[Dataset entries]
++++++++++

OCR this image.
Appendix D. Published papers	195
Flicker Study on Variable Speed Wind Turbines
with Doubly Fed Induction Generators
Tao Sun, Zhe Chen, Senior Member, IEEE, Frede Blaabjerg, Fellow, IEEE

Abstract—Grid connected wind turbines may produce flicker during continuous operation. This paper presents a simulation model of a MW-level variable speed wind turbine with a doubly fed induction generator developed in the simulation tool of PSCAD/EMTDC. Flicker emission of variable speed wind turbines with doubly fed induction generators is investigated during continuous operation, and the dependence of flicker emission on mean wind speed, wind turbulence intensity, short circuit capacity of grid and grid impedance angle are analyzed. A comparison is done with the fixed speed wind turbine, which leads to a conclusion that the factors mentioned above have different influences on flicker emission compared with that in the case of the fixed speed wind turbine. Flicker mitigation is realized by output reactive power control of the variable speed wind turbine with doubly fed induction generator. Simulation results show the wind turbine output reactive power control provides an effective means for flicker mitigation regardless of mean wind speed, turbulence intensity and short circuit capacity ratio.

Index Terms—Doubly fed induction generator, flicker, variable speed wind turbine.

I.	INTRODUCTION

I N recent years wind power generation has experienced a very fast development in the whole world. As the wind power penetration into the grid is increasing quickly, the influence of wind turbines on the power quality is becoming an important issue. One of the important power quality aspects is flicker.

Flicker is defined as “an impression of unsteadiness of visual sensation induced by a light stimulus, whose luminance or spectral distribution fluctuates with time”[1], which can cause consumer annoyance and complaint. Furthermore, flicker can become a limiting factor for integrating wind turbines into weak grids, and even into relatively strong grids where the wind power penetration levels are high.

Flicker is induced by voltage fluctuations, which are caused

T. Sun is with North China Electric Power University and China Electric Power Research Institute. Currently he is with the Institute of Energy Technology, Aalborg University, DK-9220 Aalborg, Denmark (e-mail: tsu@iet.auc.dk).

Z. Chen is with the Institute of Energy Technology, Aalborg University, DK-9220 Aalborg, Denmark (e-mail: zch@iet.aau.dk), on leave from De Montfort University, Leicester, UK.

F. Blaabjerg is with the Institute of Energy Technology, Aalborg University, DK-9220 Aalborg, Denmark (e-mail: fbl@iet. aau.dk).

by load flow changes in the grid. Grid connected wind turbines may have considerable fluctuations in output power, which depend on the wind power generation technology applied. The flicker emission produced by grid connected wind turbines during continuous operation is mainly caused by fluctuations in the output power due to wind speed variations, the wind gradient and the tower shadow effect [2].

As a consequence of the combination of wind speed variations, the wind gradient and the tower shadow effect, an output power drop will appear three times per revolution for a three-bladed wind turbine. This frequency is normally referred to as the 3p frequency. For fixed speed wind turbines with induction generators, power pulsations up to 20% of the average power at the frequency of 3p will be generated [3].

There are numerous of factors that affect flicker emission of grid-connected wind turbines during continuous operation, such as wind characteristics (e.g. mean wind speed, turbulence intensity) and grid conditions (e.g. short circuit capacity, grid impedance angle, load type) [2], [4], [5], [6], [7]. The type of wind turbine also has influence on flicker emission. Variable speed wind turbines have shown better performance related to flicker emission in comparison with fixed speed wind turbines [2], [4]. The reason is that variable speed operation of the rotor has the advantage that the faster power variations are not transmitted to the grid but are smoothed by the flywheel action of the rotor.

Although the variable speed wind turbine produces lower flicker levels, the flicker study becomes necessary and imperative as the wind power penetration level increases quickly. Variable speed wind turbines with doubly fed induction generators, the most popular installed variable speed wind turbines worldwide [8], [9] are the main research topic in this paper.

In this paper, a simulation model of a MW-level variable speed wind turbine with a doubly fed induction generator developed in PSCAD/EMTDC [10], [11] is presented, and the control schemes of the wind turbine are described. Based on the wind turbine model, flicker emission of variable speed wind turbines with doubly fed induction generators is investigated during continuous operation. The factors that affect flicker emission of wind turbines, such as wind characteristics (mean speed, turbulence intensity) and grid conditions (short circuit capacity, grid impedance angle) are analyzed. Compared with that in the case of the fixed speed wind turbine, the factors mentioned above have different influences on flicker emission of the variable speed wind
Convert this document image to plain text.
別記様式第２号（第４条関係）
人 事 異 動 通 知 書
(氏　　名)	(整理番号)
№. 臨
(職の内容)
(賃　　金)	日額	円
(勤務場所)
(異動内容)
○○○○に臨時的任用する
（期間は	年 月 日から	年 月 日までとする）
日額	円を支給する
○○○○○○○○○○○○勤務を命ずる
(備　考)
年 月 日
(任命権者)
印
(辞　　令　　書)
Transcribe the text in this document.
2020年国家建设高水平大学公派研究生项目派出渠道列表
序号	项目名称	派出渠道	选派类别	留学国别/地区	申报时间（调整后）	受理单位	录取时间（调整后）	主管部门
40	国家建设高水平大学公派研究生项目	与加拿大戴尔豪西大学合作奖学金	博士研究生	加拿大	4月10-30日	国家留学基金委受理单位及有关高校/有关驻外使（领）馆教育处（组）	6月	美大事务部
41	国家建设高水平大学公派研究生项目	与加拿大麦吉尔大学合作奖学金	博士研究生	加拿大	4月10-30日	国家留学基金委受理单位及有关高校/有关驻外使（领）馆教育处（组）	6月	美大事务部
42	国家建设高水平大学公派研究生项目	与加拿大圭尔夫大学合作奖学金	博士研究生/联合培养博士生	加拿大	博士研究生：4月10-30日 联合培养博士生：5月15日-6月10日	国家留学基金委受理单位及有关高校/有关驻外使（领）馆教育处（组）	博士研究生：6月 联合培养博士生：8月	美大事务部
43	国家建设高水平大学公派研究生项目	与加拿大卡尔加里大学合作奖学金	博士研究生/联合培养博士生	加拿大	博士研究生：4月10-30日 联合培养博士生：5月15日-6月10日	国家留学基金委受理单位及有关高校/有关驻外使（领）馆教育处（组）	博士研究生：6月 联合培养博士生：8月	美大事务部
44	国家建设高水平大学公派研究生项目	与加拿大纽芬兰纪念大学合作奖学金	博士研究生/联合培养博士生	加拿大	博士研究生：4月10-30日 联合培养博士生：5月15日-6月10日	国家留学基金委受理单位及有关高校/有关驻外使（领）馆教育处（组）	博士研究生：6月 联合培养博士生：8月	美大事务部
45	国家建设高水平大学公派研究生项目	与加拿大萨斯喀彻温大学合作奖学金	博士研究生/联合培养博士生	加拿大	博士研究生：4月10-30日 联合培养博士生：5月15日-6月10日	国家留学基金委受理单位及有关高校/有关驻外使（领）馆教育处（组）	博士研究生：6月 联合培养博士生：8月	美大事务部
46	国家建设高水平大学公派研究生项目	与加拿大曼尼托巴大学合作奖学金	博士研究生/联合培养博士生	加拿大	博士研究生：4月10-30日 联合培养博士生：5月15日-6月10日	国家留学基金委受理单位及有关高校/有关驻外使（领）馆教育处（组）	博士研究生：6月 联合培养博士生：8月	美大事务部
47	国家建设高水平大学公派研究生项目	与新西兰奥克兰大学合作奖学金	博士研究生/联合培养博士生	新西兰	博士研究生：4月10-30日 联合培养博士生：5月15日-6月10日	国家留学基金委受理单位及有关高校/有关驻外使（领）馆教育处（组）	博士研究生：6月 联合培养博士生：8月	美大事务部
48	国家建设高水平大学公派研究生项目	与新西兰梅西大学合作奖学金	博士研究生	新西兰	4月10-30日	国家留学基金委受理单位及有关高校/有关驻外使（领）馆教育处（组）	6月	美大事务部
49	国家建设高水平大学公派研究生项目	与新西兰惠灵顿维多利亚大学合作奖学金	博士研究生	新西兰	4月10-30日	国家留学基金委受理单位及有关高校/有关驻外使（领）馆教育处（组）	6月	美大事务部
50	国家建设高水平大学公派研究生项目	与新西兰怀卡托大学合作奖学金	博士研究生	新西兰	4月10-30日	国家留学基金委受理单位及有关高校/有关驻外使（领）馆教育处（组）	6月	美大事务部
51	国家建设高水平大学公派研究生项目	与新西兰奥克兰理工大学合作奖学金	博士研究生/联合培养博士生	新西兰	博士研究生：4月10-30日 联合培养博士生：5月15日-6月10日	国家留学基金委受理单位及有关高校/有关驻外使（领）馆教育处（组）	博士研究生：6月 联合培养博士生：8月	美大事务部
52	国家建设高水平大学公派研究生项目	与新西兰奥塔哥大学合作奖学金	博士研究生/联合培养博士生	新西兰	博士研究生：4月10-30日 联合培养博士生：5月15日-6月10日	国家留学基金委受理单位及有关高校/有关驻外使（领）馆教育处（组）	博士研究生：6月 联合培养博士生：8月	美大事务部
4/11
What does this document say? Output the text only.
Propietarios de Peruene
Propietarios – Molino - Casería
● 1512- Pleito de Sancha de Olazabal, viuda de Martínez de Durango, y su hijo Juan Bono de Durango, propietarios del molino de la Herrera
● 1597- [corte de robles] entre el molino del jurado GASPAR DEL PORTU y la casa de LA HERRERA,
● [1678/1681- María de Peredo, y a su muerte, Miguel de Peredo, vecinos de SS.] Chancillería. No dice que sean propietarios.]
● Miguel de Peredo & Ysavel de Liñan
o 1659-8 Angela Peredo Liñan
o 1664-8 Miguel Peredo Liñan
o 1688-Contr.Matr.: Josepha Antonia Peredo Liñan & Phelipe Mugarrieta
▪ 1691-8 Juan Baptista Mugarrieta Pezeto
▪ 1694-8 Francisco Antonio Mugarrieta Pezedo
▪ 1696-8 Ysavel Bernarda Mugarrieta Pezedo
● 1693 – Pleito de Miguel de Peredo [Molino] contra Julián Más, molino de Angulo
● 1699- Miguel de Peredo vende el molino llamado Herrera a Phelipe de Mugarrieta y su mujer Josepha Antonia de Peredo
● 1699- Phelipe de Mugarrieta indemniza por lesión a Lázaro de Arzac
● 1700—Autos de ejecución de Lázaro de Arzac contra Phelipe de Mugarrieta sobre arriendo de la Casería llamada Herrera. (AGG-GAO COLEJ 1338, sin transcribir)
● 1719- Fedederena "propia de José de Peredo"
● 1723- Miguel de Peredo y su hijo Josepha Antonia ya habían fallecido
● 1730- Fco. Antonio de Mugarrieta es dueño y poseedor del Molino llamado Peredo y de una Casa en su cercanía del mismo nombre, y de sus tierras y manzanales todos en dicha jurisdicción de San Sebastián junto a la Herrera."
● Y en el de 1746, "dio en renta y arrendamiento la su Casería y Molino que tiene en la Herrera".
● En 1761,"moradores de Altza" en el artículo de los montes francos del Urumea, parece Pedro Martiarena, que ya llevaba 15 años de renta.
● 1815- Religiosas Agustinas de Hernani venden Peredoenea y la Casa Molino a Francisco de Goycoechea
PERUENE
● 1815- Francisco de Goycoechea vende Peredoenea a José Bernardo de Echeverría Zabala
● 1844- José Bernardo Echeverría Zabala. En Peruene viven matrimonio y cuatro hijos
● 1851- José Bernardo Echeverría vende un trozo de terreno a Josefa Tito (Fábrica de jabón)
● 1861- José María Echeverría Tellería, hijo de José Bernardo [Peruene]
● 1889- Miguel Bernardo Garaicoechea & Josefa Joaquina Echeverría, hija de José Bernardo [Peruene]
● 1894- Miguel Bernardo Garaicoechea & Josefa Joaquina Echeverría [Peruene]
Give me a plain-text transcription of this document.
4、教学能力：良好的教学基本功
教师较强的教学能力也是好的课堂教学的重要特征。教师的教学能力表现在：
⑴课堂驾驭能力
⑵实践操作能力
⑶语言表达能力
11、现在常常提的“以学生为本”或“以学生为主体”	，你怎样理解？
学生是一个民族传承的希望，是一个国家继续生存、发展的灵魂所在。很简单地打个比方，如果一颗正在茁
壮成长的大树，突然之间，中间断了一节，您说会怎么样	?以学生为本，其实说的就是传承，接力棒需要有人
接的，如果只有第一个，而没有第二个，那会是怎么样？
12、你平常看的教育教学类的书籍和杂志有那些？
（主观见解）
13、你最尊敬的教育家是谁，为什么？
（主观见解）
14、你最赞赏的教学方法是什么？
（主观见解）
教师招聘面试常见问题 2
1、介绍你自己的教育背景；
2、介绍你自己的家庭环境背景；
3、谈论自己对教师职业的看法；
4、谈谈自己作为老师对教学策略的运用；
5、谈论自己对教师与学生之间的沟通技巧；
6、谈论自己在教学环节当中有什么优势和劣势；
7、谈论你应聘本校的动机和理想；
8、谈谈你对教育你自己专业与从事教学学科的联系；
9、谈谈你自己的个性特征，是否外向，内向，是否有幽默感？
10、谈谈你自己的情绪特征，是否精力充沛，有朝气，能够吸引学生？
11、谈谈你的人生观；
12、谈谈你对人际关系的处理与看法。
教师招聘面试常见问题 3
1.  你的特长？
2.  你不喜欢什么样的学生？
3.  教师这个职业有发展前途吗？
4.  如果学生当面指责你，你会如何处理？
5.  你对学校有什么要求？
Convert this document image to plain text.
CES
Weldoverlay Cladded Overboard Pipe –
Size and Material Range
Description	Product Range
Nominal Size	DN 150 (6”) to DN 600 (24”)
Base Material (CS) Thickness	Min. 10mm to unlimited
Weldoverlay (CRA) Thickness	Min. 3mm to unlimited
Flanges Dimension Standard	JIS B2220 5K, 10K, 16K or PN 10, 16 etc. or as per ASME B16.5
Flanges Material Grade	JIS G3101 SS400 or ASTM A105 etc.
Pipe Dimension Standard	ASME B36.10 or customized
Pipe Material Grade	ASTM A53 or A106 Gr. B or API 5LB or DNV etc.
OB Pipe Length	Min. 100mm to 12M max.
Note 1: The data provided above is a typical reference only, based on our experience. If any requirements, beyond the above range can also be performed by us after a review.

++++++++++

What is needed
Exactly as written, give the line containing "Give me a plain-text" and all remaining lines of the records.

Answer to the problem
Give me a plain-text transcription of this document.
4、教学能力：良好的教学基本功
教师较强的教学能力也是好的课堂教学的重要特征。教师的教学能力表现在：
⑴课堂驾驭能力
⑵实践操作能力
⑶语言表达能力
11、现在常常提的“以学生为本”或“以学生为主体”	，你怎样理解？
学生是一个民族传承的希望，是一个国家继续生存、发展的灵魂所在。很简单地打个比方，如果一颗正在茁
壮成长的大树，突然之间，中间断了一节，您说会怎么样	?以学生为本，其实说的就是传承，接力棒需要有人
接的，如果只有第一个，而没有第二个，那会是怎么样？
12、你平常看的教育教学类的书籍和杂志有那些？
（主观见解）
13、你最尊敬的教育家是谁，为什么？
（主观见解）
14、你最赞赏的教学方法是什么？
（主观见解）
教师招聘面试常见问题 2
1、介绍你自己的教育背景；
2、介绍你自己的家庭环境背景；
3、谈论自己对教师职业的看法；
4、谈谈自己作为老师对教学策略的运用；
5、谈论自己对教师与学生之间的沟通技巧；
6、谈论自己在教学环节当中有什么优势和劣势；
7、谈论你应聘本校的动机和理想；
8、谈谈你对教育你自己专业与从事教学学科的联系；
9、谈谈你自己的个性特征，是否外向，内向，是否有幽默感？
10、谈谈你自己的情绪特征，是否精力充沛，有朝气，能够吸引学生？
11、谈谈你的人生观；
12、谈谈你对人际关系的处理与看法。
教师招聘面试常见问题 3
1.  你的特长？
2.  你不喜欢什么样的学生？
3.  教师这个职业有发展前途吗？
4.  如果学生当面指责你，你会如何处理？
5.  你对学校有什么要求？
Convert this document image to plain text.
CES
Weldoverlay Cladded Overboard Pipe –
Size and Material Range
Description	Product Range
Nominal Size	DN 150 (6”) to DN 600 (24”)
Base Material (CS) Thickness	Min. 10mm to unlimited
Weldoverlay (CRA) Thickness	Min. 3mm to unlimited
Flanges Dimension Standard	JIS B2220 5K, 10K, 16K or PN 10, 16 etc. or as per ASME B16.5
Flanges Material Grade	JIS G3101 SS400 or ASTM A105 etc.
Pipe Dimension Standard	ASME B36.10 or customized
Pipe Material Grade	ASTM A53 or A106 Gr. B or API 5LB or DNV etc.
OB Pipe Length	Min. 100mm to 12M max.
Note 1: The data provided above is a typical reference only, based on our experience. If any requirements, beyond the above range can also be performed by us after a review.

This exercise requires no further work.